Dataset content:

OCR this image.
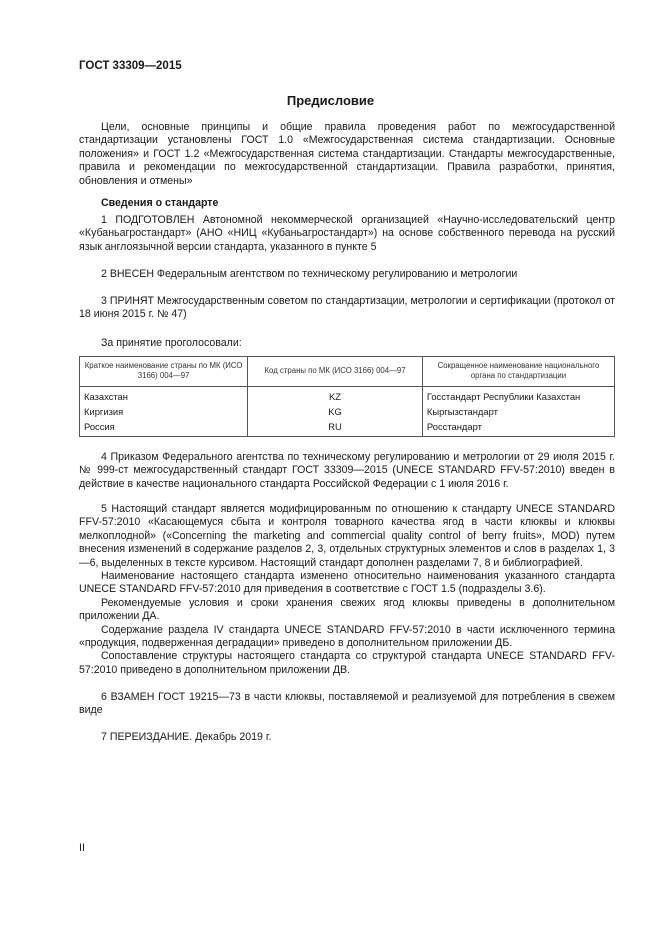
ГОСТ 33309—2015
Предисловие

Цели, основные принципы и общие правила проведения работ по межгосударственной стандартизации установлены ГОСТ 1.0 «Межгосударственная система стандартизации. Основные положения» и ГОСТ 1.2 «Межгосударственная система стандартизации. Стандарты межгосударственные, правила и рекомендации по межгосударственной стандартизации. Правила разработки, принятия, обновления и отмены»

Сведения о стандарте

1 ПОДГОТОВЛЕН Автономной некоммерческой организацией «Научно-исследовательский центр «Кубаньагростандарт» (АНО «НИЦ «Кубаньагростандарт») на основе собственного перевода на русский язык англоязычной версии стандарта, указанного в пункте 5

2 ВНЕСЕН Федеральным агентством по техническому регулированию и метрологии

3 ПРИНЯТ Межгосударственным советом по стандартизации, метрологии и сертификации (протокол от 18 июня 2015 г. № 47)

За принятие проголосовали:
Краткое наименование страны по МК (ИСО 3166) 004—97	Код страны по МК (ИСО 3166) 004—97	Сокращенное наименование национального органа по стандартизации
Казахстан	KZ	Госстандарт Республики Казахстан
Киргизия	KG	Кыргызстандарт
Россия	RU	Росстандарт

4 Приказом Федерального агентства по техническому регулированию и метрологии от 29 июля 2015 г. № 999-ст межгосударственный стандарт ГОСТ 33309—2015 (UNECE STANDARD FFV-57:2010) введен в действие в качестве национального стандарта Российской Федерации с 1 июля 2016 г.

5 Настоящий стандарт является модифицированным по отношению к стандарту UNECE STANDARD FFV-57:2010 «Касающемуся сбыта и контроля товарного качества ягод в части клюквы и клюквы мелкоплодной» («Concerning the marketing and commercial quality control of berry fruits», MOD) путем внесения изменений в содержание разделов 2, 3, отдельных структурных элементов и слов в разделах 1, 3—6, выделенных в тексте курсивом. Настоящий стандарт дополнен разделами 7, 8 и библиографией.

Наименование настоящего стандарта изменено относительно наименования указанного стандарта UNECE STANDARD FFV-57:2010 для приведения в соответствие с ГОСТ 1.5 (подразделы 3.6).

Рекомендуемые условия и сроки хранения свежих ягод клюквы приведены в дополнительном приложении ДА.

Содержание раздела IV стандарта UNECE STANDARD FFV-57:2010 в части исключенного термина «продукция, подверженная деградации» приведено в дополнительном приложении ДБ.

Сопоставление структуры настоящего стандарта со структурой стандарта UNECE STANDARD FFV-57:2010 приведено в дополнительном приложении ДВ.

6 ВЗАМЕН ГОСТ 19215—73 в части клюквы, поставляемой и реализуемой для потребления в свежем виде

7 ПЕРЕИЗДАНИЕ. Декабрь 2019 г.

II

Instructions for the task: The material above must be printed exactly, with its pictures left out.

Task solution:
OCR this image.
ГОСТ 33309—2015
Предисловие

Цели, основные принципы и общие правила проведения работ по межгосударственной стандартизации установлены ГОСТ 1.0 «Межгосударственная система стандартизации. Основные положения» и ГОСТ 1.2 «Межгосударственная система стандартизации. Стандарты межгосударственные, правила и рекомендации по межгосударственной стандартизации. Правила разработки, принятия, обновления и отмены»

Сведения о стандарте

1 ПОДГОТОВЛЕН Автономной некоммерческой организацией «Научно-исследовательский центр «Кубаньагростандарт» (АНО «НИЦ «Кубаньагростандарт») на основе собственного перевода на русский язык англоязычной версии стандарта, указанного в пункте 5

2 ВНЕСЕН Федеральным агентством по техническому регулированию и метрологии

3 ПРИНЯТ Межгосударственным советом по стандартизации, метрологии и сертификации (протокол от 18 июня 2015 г. № 47)

За принятие проголосовали:
Краткое наименование страны по МК (ИСО 3166) 004—97	Код страны по МК (ИСО 3166) 004—97	Сокращенное наименование национального органа по стандартизации
Казахстан	KZ	Госстандарт Республики Казахстан
Киргизия	KG	Кыргызстандарт
Россия	RU	Росстандарт

4 Приказом Федерального агентства по техническому регулированию и метрологии от 29 июля 2015 г. № 999-ст межгосударственный стандарт ГОСТ 33309—2015 (UNECE STANDARD FFV-57:2010) введен в действие в качестве национального стандарта Российской Федерации с 1 июля 2016 г.

5 Настоящий стандарт является модифицированным по отношению к стандарту UNECE STANDARD FFV-57:2010 «Касающемуся сбыта и контроля товарного качества ягод в части клюквы и клюквы мелкоплодной» («Concerning the marketing and commercial quality control of berry fruits», MOD) путем внесения изменений в содержание разделов 2, 3, отдельных структурных элементов и слов в разделах 1, 3—6, выделенных в тексте курсивом. Настоящий стандарт дополнен разделами 7, 8 и библиографией.

Наименование настоящего стандарта изменено относительно наименования указанного стандарта UNECE STANDARD FFV-57:2010 для приведения в соответствие с ГОСТ 1.5 (подразделы 3.6).

Рекомендуемые условия и сроки хранения свежих ягод клюквы приведены в дополнительном приложении ДА.

Содержание раздела IV стандарта UNECE STANDARD FFV-57:2010 в части исключенного термина «продукция, подверженная деградации» приведено в дополнительном приложении ДБ.

Сопоставление структуры настоящего стандарта со структурой стандарта UNECE STANDARD FFV-57:2010 приведено в дополнительном приложении ДВ.

6 ВЗАМЕН ГОСТ 19215—73 в части клюквы, поставляемой и реализуемой для потребления в свежем виде

7 ПЕРЕИЗДАНИЕ. Декабрь 2019 г.

II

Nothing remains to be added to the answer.